## Aim
Copy the records verbatim, starting at the beginning and ending with the line that contains "chevron-down-icon — [658, 114, 669, 121]".
○ ○ ○ ○ ○
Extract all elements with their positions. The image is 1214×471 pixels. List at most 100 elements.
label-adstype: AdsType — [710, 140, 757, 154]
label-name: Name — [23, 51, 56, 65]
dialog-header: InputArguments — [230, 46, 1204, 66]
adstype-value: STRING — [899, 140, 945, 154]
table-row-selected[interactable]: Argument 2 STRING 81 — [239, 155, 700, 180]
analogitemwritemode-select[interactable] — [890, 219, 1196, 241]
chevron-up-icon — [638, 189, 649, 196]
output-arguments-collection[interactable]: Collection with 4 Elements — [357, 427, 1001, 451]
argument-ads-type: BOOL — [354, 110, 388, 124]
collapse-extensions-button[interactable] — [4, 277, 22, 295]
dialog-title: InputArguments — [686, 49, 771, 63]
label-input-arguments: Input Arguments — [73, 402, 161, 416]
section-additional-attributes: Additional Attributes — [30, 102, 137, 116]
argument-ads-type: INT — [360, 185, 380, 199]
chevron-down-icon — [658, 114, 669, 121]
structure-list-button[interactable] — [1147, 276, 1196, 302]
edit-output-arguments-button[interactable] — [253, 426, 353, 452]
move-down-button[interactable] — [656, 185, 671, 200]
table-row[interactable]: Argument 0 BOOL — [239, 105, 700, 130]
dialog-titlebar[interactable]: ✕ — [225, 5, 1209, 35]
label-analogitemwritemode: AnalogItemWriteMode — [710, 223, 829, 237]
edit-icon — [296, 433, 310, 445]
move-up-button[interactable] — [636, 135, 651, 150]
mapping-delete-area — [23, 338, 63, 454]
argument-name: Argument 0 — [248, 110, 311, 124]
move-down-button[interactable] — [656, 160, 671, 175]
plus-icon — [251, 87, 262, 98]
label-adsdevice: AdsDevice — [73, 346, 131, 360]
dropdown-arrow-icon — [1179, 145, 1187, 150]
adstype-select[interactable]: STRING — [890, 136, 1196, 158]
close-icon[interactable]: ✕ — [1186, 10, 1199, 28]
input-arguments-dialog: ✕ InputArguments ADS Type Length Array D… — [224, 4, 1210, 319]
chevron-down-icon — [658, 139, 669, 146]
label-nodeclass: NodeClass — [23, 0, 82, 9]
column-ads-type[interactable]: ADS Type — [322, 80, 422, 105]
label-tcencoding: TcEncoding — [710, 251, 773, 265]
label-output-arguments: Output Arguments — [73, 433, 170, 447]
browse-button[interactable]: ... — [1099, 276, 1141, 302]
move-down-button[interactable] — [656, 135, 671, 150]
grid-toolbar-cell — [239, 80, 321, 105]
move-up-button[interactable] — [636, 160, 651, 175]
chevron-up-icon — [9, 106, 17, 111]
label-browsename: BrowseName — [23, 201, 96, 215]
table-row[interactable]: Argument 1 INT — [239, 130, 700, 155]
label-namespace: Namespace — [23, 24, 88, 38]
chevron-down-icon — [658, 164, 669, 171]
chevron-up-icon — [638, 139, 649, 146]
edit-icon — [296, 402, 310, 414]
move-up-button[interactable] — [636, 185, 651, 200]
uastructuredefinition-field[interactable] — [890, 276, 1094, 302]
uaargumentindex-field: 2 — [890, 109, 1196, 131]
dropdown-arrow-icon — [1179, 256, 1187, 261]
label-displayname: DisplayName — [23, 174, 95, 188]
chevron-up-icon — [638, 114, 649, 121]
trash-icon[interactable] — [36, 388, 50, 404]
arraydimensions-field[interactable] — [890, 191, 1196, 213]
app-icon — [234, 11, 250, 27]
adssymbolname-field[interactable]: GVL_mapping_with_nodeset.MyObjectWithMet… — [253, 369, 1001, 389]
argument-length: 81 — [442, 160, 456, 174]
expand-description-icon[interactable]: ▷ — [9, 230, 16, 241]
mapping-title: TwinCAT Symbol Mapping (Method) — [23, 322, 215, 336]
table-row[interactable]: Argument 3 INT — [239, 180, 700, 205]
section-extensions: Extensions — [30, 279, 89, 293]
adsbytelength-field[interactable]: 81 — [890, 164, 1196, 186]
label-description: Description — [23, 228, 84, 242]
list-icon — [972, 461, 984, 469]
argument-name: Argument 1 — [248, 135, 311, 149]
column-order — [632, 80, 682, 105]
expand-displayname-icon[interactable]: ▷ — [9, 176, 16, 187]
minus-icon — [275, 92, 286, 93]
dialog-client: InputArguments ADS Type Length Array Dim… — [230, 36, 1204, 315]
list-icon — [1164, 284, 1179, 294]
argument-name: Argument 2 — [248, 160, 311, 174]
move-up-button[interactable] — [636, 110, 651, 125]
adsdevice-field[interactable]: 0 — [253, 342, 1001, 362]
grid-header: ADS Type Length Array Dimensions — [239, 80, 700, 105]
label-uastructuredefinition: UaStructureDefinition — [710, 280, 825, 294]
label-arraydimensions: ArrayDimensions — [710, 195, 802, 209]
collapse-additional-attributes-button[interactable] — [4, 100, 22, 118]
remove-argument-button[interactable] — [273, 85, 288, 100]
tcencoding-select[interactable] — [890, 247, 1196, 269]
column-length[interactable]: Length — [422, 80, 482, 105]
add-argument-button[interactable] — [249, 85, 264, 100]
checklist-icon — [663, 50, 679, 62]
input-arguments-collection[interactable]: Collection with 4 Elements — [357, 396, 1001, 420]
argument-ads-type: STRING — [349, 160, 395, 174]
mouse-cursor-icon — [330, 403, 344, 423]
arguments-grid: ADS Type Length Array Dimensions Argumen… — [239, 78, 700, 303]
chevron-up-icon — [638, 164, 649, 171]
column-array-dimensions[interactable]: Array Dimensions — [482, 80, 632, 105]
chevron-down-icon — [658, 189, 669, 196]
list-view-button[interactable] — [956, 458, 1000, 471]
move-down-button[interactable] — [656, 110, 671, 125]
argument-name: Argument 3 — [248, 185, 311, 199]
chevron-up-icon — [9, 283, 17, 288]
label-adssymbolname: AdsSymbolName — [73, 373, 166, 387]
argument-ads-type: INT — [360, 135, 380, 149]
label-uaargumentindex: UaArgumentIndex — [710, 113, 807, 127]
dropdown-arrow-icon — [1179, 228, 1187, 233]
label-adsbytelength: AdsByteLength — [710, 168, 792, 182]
○ ○ ○ ○ ○
## Written solution
Extract all elements with their positions. The image is 1214×471 pixels. List at most 100 elements.
label-adstype: AdsType — [710, 140, 757, 154]
label-name: Name — [23, 51, 56, 65]
dialog-header: InputArguments — [230, 46, 1204, 66]
adstype-value: STRING — [899, 140, 945, 154]
table-row-selected[interactable]: Argument 2 STRING 81 — [239, 155, 700, 180]
analogitemwritemode-select[interactable] — [890, 219, 1196, 241]
chevron-up-icon — [638, 189, 649, 196]
output-arguments-collection[interactable]: Collection with 4 Elements — [357, 427, 1001, 451]
argument-ads-type: BOOL — [354, 110, 388, 124]
collapse-extensions-button[interactable] — [4, 277, 22, 295]
dialog-title: InputArguments — [686, 49, 771, 63]
label-input-arguments: Input Arguments — [73, 402, 161, 416]
section-additional-attributes: Additional Attributes — [30, 102, 137, 116]
argument-ads-type: INT — [360, 185, 380, 199]
chevron-down-icon — [658, 114, 669, 121]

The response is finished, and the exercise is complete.